EXERCISE PROMPT: In the records below, find each line containing the word "text" and copy it.
----- EXTRACTED ENTRIES
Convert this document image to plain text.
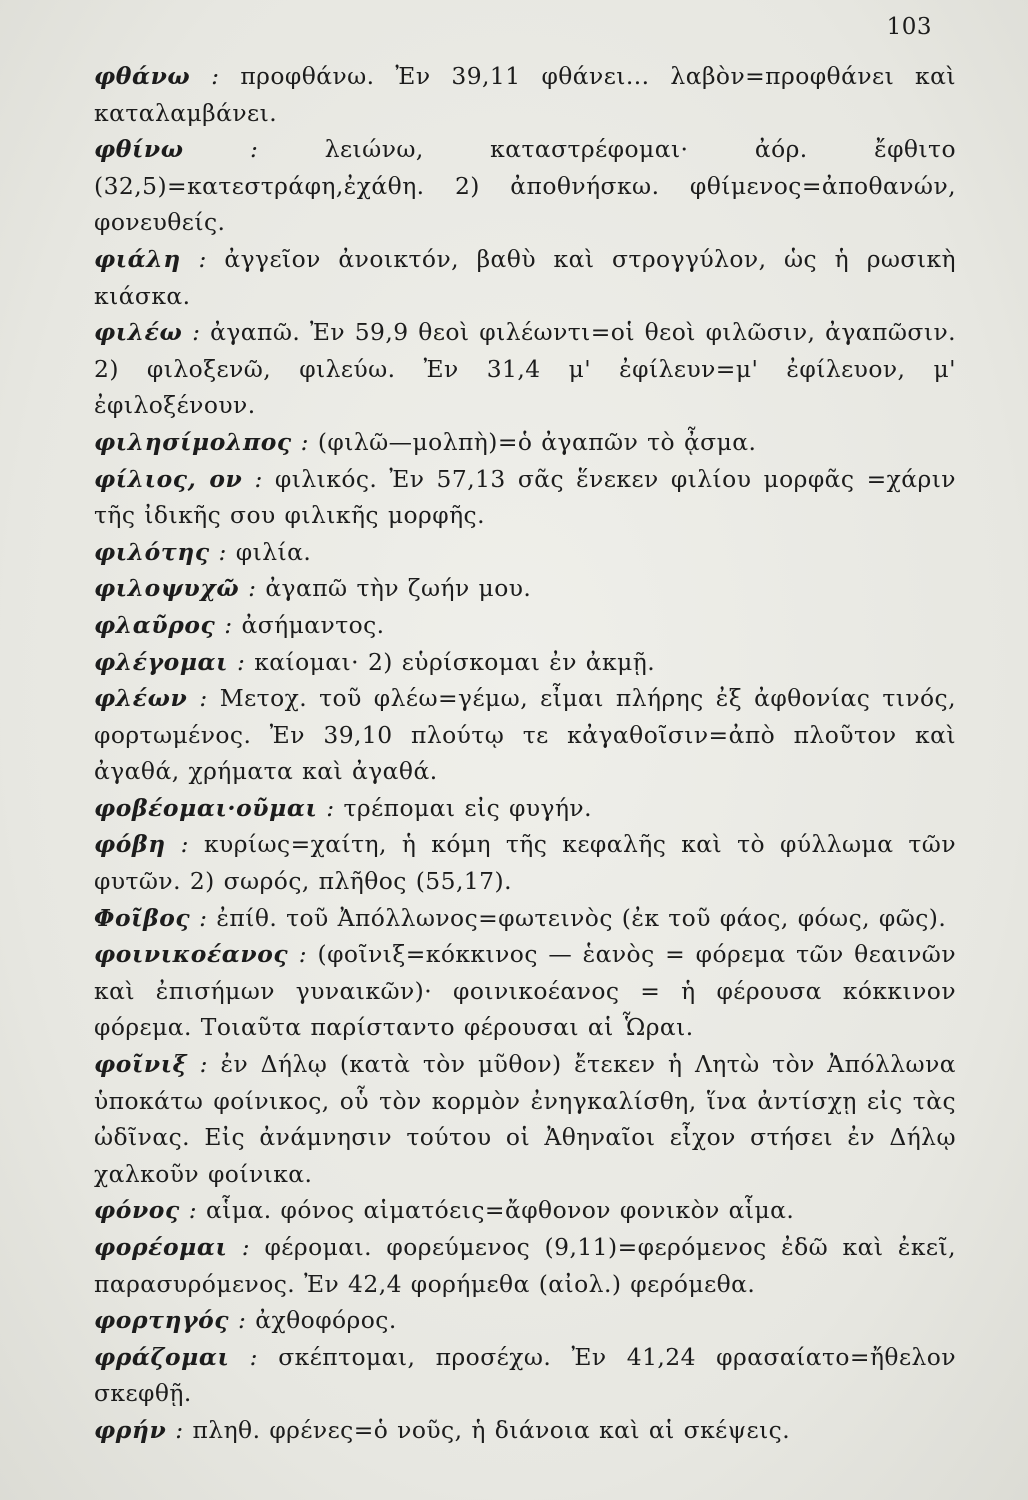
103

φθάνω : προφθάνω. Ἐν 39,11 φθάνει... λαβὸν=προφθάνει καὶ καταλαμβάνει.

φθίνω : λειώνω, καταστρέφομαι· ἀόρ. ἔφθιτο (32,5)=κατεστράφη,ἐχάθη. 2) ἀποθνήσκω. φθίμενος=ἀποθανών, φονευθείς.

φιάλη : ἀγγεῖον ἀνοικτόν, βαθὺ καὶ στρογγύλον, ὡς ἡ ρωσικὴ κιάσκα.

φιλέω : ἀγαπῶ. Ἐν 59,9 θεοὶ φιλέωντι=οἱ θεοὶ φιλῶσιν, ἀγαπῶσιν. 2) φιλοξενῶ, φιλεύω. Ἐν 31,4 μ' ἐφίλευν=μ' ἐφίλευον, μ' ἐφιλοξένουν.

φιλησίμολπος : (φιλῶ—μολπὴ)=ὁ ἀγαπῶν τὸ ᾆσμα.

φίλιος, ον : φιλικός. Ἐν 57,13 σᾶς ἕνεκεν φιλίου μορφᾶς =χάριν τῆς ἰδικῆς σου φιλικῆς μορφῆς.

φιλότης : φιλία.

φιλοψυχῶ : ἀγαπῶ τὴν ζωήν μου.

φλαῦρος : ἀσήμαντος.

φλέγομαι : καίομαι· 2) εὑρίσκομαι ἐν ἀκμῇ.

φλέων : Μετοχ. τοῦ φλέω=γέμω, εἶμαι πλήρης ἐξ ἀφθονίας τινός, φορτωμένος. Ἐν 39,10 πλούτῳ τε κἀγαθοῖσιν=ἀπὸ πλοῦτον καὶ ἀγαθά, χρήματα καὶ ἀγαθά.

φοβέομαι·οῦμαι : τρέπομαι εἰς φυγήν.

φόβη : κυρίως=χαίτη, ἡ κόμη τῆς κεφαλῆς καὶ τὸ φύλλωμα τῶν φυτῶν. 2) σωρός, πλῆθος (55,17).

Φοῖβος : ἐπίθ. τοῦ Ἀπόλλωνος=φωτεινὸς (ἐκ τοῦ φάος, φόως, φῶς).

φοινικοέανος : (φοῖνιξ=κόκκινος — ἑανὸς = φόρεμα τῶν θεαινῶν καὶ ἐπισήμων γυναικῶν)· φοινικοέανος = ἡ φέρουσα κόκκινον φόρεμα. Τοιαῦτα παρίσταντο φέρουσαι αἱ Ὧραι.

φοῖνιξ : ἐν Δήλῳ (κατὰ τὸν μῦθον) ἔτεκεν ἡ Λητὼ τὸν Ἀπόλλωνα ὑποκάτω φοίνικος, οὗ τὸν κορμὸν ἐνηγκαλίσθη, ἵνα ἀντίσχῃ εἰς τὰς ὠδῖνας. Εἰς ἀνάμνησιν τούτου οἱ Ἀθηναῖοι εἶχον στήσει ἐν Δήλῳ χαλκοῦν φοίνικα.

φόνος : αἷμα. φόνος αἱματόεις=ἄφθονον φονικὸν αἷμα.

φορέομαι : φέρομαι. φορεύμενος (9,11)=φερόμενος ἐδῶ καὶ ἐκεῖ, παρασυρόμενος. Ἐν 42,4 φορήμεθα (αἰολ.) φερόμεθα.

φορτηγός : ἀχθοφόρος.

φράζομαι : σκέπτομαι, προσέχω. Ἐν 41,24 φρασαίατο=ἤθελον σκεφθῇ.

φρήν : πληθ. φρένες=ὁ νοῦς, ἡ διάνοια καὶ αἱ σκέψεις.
----------
----- EXTRACTED ENTRIES
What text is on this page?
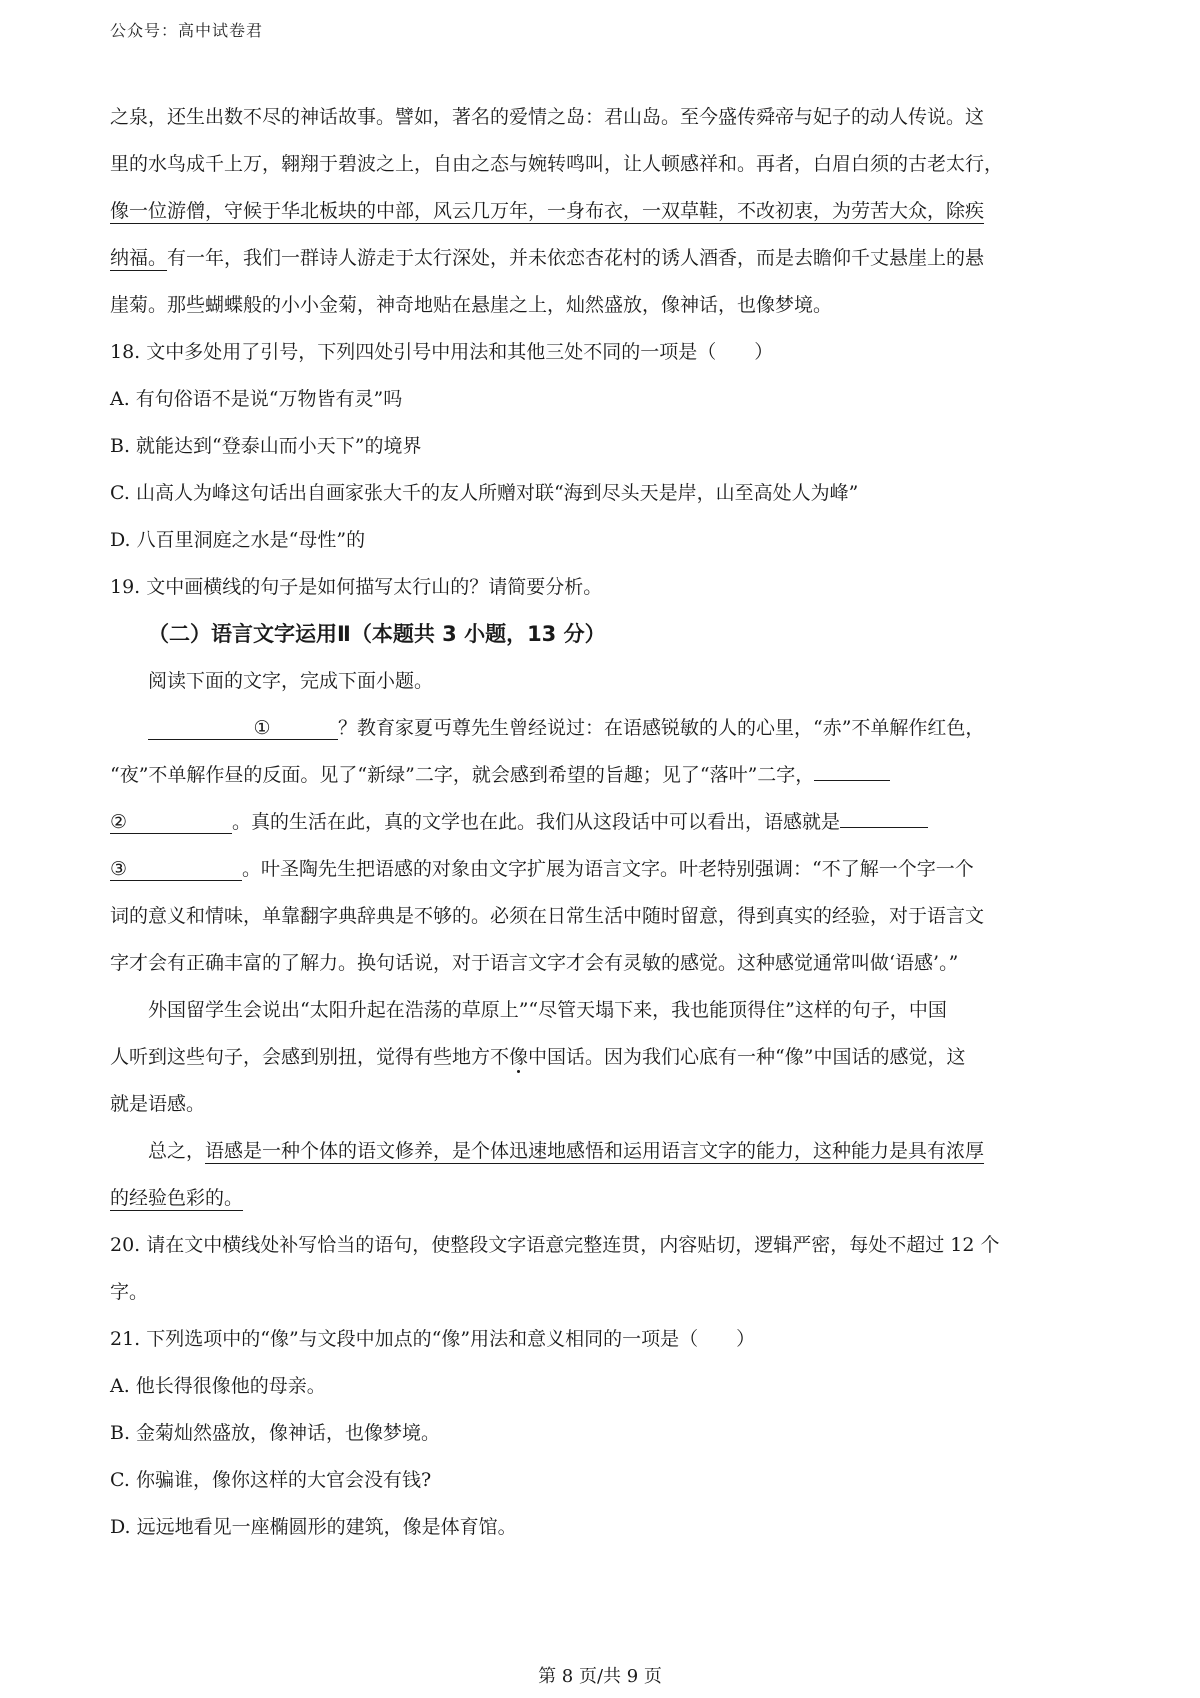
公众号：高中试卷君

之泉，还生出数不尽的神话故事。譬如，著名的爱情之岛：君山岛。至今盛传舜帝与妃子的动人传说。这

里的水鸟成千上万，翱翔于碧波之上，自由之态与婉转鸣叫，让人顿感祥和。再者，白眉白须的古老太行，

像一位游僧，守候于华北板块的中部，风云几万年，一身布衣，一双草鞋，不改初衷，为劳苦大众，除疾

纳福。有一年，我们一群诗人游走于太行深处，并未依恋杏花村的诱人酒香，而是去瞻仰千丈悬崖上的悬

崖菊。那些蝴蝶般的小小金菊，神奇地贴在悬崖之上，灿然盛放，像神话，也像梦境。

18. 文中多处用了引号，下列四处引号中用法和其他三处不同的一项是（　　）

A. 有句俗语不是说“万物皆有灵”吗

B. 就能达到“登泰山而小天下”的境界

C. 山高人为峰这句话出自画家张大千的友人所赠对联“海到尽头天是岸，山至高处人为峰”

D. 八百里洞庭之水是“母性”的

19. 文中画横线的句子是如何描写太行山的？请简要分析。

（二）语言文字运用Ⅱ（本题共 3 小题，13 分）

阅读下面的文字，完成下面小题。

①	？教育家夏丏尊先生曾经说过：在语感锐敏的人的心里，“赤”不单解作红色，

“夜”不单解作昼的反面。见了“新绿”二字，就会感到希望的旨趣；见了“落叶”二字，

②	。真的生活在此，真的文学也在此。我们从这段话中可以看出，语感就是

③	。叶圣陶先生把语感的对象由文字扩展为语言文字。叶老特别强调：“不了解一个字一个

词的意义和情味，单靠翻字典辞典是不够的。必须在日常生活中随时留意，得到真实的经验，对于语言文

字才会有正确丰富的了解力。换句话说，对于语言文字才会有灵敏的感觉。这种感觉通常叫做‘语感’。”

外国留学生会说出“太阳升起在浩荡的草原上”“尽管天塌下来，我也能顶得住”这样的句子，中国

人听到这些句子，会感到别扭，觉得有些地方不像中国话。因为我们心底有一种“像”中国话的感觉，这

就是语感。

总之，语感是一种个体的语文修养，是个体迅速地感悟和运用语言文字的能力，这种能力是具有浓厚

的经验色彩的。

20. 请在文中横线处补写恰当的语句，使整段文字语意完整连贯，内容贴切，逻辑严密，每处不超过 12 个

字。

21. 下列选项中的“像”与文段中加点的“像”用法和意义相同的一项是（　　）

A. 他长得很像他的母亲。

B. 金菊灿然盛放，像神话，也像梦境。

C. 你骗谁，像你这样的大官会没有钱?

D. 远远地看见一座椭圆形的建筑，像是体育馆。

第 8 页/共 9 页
----------
SOLUTION TO THIS PROBLEM:
Convert this document image to plain text.
What text is on this page?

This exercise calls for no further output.